* Страница:
════════
Газдановские рукописи и заметки, которые после смерти писателя попали в Америку, содержат прямые упоминания одного крупного явления французской литературы, предуказавшего тему и отчасти стилистику «Ночных дорог». Это знаменитый роман Луи Фердинанда Селина «Путешествие на край ночи», который появился в 1932-м. Два года спустя нелегально издал «Тропик Рака» Генри Миллер, а Газданов как бы дописал трилогию, хотя дело тут не во влияниях или осознанных заимствованиях. Просто все три писателя открыли Париж, которого в литературе еще не было, и нашли примерно одинаковый сюжет: по собственному выбору или волей обстоятельств герой оказывается там, где жизнь едва отличима от смерти, или, цитируя Газданова,

рядом с «теми, кому недолго осталось жить и не стоило питать несбыточные иллюзии». После таких странствий — а все три книги относятся к той литературе, которую затем назовут «романом экзистенциального приключения», — всеподавляющим становится чувство, что культура безнадежно разошлась с реальностью, а значит, уже никакого содержания не заключают в себе былые верования, традиционные поэтические символы и мифы. Человек, увидевший Париж, каков он на самом деле, воспринимает риторику высокой литературы как непроизвольную или осознанную ложь, зная, что ничего нет общего между «симфонией мира», созданной поэтами, и жизнью, тлеющей среди заваленных отбросами дворов, на свалке, куда собираются клошары, в гостиницах для путан, в кафе, где сидят морфинисты, и шоферских бистро вроде хорошо известного Газданову «Алансона» напротив станции метро «Монпарнас».
════════
Изложите содержание фрагмента о Газданове и Париже в двух предложениях. Записи представляют собой отдельный материал и к фрагменту не относятся.

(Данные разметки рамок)
════════
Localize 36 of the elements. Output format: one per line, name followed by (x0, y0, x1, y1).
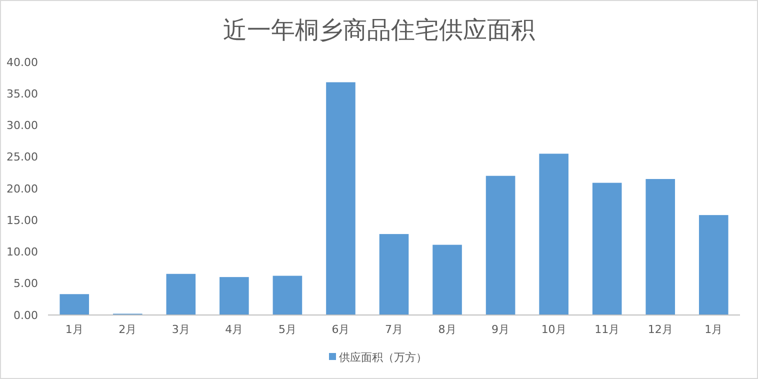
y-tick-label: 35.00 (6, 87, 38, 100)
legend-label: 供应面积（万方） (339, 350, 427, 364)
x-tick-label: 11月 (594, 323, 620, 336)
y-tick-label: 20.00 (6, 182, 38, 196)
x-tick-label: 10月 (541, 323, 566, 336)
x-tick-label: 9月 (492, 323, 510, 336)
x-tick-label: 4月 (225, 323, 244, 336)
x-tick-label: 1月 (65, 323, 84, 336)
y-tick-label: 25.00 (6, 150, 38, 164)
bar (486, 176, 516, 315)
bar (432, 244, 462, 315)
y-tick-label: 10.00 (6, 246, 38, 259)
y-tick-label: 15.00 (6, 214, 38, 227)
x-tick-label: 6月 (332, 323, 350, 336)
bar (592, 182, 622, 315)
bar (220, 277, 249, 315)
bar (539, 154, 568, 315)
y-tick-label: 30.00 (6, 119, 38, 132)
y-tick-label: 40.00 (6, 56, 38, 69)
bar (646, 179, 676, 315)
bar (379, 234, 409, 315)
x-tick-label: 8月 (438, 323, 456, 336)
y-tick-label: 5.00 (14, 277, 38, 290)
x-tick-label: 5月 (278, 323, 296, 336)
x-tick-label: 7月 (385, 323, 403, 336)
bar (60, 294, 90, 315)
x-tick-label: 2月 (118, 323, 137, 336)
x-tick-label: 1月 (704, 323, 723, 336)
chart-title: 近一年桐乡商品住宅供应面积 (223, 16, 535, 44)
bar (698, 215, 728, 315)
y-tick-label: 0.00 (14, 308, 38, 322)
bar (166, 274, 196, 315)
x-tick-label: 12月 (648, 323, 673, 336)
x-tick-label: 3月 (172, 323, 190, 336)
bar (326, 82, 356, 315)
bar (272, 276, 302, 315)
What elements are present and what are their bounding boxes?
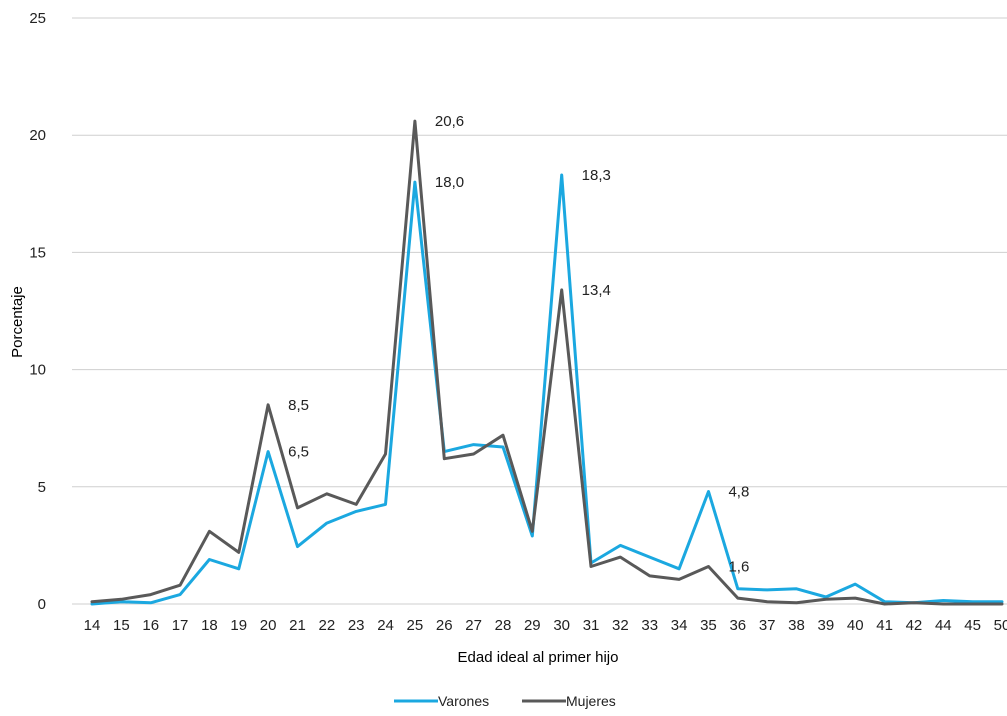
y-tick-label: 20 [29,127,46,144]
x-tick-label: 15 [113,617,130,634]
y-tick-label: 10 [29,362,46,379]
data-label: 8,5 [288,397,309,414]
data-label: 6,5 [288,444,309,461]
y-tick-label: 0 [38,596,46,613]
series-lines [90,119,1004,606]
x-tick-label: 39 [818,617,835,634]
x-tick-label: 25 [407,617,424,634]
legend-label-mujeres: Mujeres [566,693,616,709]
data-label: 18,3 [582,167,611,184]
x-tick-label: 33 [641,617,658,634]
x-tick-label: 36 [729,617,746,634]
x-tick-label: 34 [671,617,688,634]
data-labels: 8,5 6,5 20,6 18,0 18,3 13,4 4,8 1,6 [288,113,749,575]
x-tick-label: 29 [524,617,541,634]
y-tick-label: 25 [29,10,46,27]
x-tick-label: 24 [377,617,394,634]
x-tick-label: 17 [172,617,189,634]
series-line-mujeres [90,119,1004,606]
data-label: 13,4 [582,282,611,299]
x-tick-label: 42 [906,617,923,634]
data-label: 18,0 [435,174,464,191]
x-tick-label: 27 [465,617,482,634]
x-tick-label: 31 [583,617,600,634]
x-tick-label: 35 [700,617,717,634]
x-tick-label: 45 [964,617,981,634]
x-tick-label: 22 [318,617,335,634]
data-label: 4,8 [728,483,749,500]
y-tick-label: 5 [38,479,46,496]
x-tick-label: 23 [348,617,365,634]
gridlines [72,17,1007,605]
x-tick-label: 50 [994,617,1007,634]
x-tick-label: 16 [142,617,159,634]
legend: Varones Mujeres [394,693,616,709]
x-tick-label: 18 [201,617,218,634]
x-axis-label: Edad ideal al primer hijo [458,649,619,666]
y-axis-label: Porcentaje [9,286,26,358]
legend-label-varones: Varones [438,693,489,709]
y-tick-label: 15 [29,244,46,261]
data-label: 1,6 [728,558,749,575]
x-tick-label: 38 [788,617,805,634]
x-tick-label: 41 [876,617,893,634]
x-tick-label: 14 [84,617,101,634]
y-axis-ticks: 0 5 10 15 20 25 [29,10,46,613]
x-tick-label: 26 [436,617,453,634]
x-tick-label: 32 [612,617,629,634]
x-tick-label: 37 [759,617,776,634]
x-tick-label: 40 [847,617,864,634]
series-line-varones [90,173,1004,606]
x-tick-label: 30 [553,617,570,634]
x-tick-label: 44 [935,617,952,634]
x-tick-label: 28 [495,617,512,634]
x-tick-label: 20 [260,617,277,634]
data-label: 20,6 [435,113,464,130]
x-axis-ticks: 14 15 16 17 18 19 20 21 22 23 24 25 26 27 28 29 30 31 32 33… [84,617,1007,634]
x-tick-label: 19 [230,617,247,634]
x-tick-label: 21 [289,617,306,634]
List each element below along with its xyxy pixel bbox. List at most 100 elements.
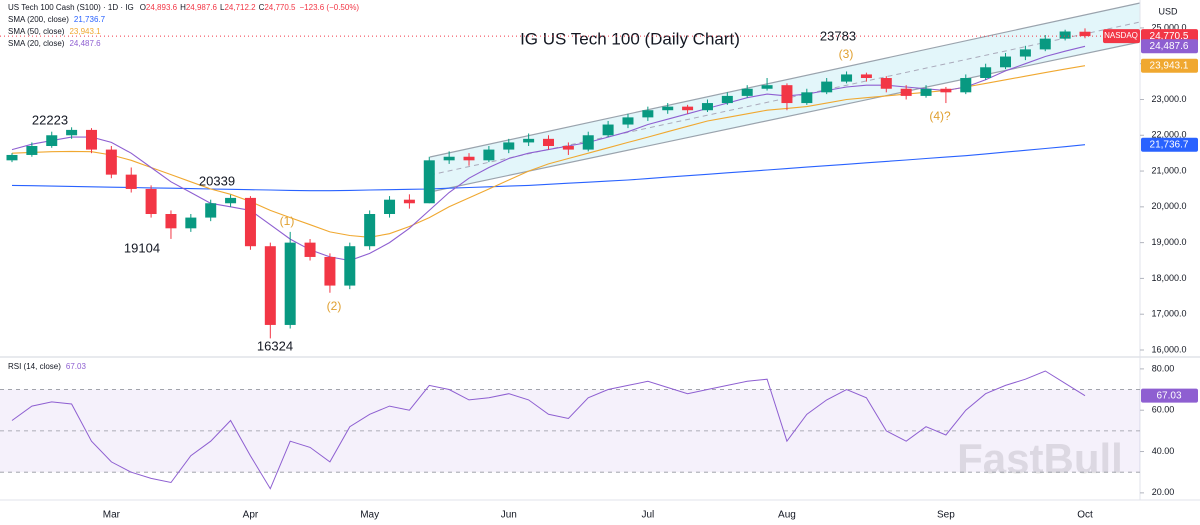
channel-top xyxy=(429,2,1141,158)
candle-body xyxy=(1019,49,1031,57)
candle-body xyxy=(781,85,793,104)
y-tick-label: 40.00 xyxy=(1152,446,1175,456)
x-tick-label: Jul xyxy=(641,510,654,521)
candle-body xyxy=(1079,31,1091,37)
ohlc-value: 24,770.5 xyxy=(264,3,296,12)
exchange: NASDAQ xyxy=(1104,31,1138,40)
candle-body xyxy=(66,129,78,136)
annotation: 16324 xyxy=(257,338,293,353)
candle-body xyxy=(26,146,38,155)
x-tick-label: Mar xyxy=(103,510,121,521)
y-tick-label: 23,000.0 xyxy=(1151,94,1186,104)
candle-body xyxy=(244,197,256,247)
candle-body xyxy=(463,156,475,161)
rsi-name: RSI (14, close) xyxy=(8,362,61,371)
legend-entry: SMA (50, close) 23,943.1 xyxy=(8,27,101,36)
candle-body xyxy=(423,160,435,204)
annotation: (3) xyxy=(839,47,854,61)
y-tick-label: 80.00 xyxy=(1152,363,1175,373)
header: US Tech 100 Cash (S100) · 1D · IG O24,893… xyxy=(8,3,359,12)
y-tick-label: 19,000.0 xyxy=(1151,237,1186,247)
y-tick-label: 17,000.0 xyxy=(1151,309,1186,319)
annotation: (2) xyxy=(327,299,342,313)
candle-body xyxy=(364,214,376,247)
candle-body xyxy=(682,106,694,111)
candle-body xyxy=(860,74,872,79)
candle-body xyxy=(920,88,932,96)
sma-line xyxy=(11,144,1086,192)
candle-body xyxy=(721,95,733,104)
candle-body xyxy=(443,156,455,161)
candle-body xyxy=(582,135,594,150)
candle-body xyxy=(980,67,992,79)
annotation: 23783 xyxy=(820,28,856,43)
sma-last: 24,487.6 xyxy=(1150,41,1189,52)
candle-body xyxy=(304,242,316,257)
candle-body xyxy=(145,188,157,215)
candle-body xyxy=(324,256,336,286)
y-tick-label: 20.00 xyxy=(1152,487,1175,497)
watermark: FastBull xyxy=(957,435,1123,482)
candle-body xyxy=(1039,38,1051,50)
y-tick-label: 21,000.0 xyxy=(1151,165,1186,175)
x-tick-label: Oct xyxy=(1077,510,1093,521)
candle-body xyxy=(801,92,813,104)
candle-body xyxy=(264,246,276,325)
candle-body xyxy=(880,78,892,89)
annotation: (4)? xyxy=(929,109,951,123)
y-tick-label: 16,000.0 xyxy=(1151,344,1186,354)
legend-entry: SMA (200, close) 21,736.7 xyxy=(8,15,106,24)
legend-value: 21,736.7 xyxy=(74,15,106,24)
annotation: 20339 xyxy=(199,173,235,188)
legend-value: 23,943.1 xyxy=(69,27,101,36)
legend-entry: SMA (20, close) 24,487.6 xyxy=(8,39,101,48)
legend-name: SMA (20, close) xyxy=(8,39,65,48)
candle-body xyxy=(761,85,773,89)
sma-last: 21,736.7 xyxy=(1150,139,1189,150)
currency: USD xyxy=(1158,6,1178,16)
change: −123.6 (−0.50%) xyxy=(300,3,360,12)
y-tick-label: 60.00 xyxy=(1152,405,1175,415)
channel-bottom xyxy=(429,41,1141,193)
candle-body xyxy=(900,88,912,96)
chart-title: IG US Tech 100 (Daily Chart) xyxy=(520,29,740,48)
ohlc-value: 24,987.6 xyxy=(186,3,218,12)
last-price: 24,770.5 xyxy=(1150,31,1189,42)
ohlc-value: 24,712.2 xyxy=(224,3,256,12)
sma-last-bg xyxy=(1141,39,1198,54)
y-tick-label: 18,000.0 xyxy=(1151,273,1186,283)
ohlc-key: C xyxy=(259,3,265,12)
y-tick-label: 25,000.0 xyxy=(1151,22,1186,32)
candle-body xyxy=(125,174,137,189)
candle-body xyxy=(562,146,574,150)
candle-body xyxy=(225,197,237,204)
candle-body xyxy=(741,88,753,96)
════════
* Решение задания: Газданов вслед за Селином с его «Путешествием на край ночи» и Генри Миллером с его «Тропиком Рака» как бы дописал трилогию: все три писателя открыли Париж, которого в литературе еще не было, и нашли сходный сюжет о герое, попавшем туда, где жизнь едва отличима от смерти. После таких странствий возникает чувство, что культура безнадежно разошлась с реальностью, и риторика высокой литературы кажется ложью рядом с жизнью заваленных отбросами дворов, свалок, гостиниц для путан, кафе морфинистов и шоферских бистро.